Records from a dataset:

=======

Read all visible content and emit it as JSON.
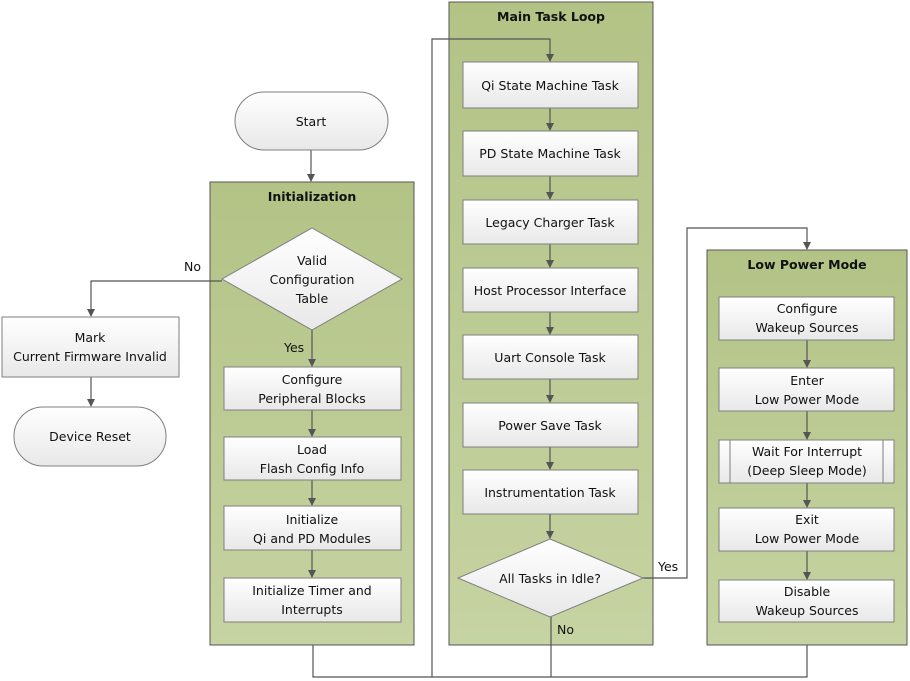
{
  "start": "Start",
  "initialization": {
    "title": "Initialization",
    "decision": [
      "Valid",
      "Configuration",
      "Table"
    ],
    "yes": "Yes",
    "no": "No",
    "steps": [
      [
        "Configure",
        "Peripheral Blocks"
      ],
      [
        "Load",
        "Flash Config Info"
      ],
      [
        "Initialize",
        "Qi and PD Modules"
      ],
      [
        "Initialize Timer and",
        "Interrupts"
      ]
    ]
  },
  "invalid": {
    "mark": [
      "Mark",
      "Current Firmware Invalid"
    ],
    "reset": "Device Reset"
  },
  "main_loop": {
    "title": "Main Task Loop",
    "tasks": [
      "Qi State Machine Task",
      "PD State Machine Task",
      "Legacy Charger Task",
      "Host Processor Interface",
      "Uart Console Task",
      "Power Save Task",
      "Instrumentation Task"
    ],
    "decision": "All Tasks in Idle?",
    "yes": "Yes",
    "no": "No"
  },
  "low_power": {
    "title": "Low Power Mode",
    "steps": [
      [
        "Configure",
        "Wakeup Sources"
      ],
      [
        "Enter",
        "Low Power Mode"
      ],
      [
        "Wait For Interrupt",
        "(Deep Sleep Mode)"
      ],
      [
        "Exit",
        "Low Power Mode"
      ],
      [
        "Disable",
        "Wakeup Sources"
      ]
    ]
  },
  "colors": {
    "container": "#bccb93",
    "box": "#f2f2f2",
    "line": "#555555"
  }
}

=======

What you will do.
All records should be output exactly, with the pictures left out.

Solution for this task.
Read all visible content and emit it as JSON.
{
  "start": "Start",
  "initialization": {
    "title": "Initialization",
    "decision": [
      "Valid",
      "Configuration",
      "Table"
    ],
    "yes": "Yes",
    "no": "No",
    "steps": [
      [
        "Configure",
        "Peripheral Blocks"
      ],
      [
        "Load",
        "Flash Config Info"
      ],
      [
        "Initialize",
        "Qi and PD Modules"
      ],
      [
        "Initialize Timer and",
        "Interrupts"
      ]
    ]
  },
  "invalid": {
    "mark": [
      "Mark",
      "Current Firmware Invalid"
    ],
    "reset": "Device Reset"
  },
  "main_loop": {
    "title": "Main Task Loop",
    "tasks": [
      "Qi State Machine Task",
      "PD State Machine Task",
      "Legacy Charger Task",
      "Host Processor Interface",
      "Uart Console Task",
      "Power Save Task",
      "Instrumentation Task"
    ],
    "decision": "All Tasks in Idle?",
    "yes": "Yes",
    "no": "No"
  },
  "low_power": {
    "title": "Low Power Mode",
    "steps": [
      [
        "Configure",
        "Wakeup Sources"
      ],
      [
        "Enter",
        "Low Power Mode"
      ],
      [
        "Wait For Interrupt",
        "(Deep Sleep Mode)"
      ],
      [
        "Exit",
        "Low Power Mode"
      ],
      [
        "Disable",
        "Wakeup Sources"
      ]
    ]
  },
  "colors": {
    "container": "#bccb93",
    "box": "#f2f2f2",
    "line": "#555555"
  }
}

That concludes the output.